Records excerpted from a collection
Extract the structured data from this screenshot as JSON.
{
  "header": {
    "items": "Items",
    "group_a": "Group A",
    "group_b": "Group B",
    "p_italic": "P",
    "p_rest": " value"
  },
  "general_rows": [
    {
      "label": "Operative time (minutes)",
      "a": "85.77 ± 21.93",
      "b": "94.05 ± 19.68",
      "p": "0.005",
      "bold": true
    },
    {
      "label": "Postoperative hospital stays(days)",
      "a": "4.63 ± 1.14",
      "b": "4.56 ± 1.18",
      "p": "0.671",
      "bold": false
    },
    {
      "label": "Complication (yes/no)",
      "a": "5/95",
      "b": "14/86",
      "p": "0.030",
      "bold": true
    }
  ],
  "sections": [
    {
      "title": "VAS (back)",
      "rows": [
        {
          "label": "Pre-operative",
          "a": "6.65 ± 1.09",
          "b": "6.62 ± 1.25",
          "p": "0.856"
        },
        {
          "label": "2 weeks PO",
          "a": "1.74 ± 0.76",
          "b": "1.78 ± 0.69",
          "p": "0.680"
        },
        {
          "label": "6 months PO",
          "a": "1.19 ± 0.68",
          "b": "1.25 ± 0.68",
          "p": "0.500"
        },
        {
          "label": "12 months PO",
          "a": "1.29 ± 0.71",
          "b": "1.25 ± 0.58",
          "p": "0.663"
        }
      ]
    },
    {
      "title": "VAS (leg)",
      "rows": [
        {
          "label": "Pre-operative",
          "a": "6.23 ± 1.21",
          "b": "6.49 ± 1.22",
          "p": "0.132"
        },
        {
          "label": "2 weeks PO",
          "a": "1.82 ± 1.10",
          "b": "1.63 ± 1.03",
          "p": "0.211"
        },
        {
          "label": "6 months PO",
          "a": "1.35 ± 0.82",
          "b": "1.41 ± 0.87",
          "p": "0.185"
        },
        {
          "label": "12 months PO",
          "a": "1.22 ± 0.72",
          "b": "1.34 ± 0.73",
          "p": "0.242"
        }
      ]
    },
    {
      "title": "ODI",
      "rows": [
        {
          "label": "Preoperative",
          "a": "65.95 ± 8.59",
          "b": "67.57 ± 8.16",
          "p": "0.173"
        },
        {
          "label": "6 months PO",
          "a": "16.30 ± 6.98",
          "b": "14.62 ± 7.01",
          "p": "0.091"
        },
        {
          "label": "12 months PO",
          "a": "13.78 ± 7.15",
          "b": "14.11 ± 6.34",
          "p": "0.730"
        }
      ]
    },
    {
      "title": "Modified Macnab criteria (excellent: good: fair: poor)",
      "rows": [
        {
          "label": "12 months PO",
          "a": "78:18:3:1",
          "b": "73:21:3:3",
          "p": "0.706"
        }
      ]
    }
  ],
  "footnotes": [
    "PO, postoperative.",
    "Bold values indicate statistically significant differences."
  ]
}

Written request —
Reproduce each record shown above without altering a single word.

Right answer —
Extract the structured data from this screenshot as JSON.
{
  "header": {
    "items": "Items",
    "group_a": "Group A",
    "group_b": "Group B",
    "p_italic": "P",
    "p_rest": " value"
  },
  "general_rows": [
    {
      "label": "Operative time (minutes)",
      "a": "85.77 ± 21.93",
      "b": "94.05 ± 19.68",
      "p": "0.005",
      "bold": true
    },
    {
      "label": "Postoperative hospital stays(days)",
      "a": "4.63 ± 1.14",
      "b": "4.56 ± 1.18",
      "p": "0.671",
      "bold": false
    },
    {
      "label": "Complication (yes/no)",
      "a": "5/95",
      "b": "14/86",
      "p": "0.030",
      "bold": true
    }
  ],
  "sections": [
    {
      "title": "VAS (back)",
      "rows": [
        {
          "label": "Pre-operative",
          "a": "6.65 ± 1.09",
          "b": "6.62 ± 1.25",
          "p": "0.856"
        },
        {
          "label": "2 weeks PO",
          "a": "1.74 ± 0.76",
          "b": "1.78 ± 0.69",
          "p": "0.680"
        },
        {
          "label": "6 months PO",
          "a": "1.19 ± 0.68",
          "b": "1.25 ± 0.68",
          "p": "0.500"
        },
        {
          "label": "12 months PO",
          "a": "1.29 ± 0.71",
          "b": "1.25 ± 0.58",
          "p": "0.663"
        }
      ]
    },
    {
      "title": "VAS (leg)",
      "rows": [
        {
          "label": "Pre-operative",
          "a": "6.23 ± 1.21",
          "b": "6.49 ± 1.22",
          "p": "0.132"
        },
        {
          "label": "2 weeks PO",
          "a": "1.82 ± 1.10",
          "b": "1.63 ± 1.03",
          "p": "0.211"
        },
        {
          "label": "6 months PO",
          "a": "1.35 ± 0.82",
          "b": "1.41 ± 0.87",
          "p": "0.185"
        },
        {
          "label": "12 months PO",
          "a": "1.22 ± 0.72",
          "b": "1.34 ± 0.73",
          "p": "0.242"
        }
      ]
    },
    {
      "title": "ODI",
      "rows": [
        {
          "label": "Preoperative",
          "a": "65.95 ± 8.59",
          "b": "67.57 ± 8.16",
          "p": "0.173"
        },
        {
          "label": "6 months PO",
          "a": "16.30 ± 6.98",
          "b": "14.62 ± 7.01",
          "p": "0.091"
        },
        {
          "label": "12 months PO",
          "a": "13.78 ± 7.15",
          "b": "14.11 ± 6.34",
          "p": "0.730"
        }
      ]
    },
    {
      "title": "Modified Macnab criteria (excellent: good: fair: poor)",
      "rows": [
        {
          "label": "12 months PO",
          "a": "78:18:3:1",
          "b": "73:21:3:3",
          "p": "0.706"
        }
      ]
    }
  ],
  "footnotes": [
    "PO, postoperative.",
    "Bold values indicate statistically significant differences."
  ]
}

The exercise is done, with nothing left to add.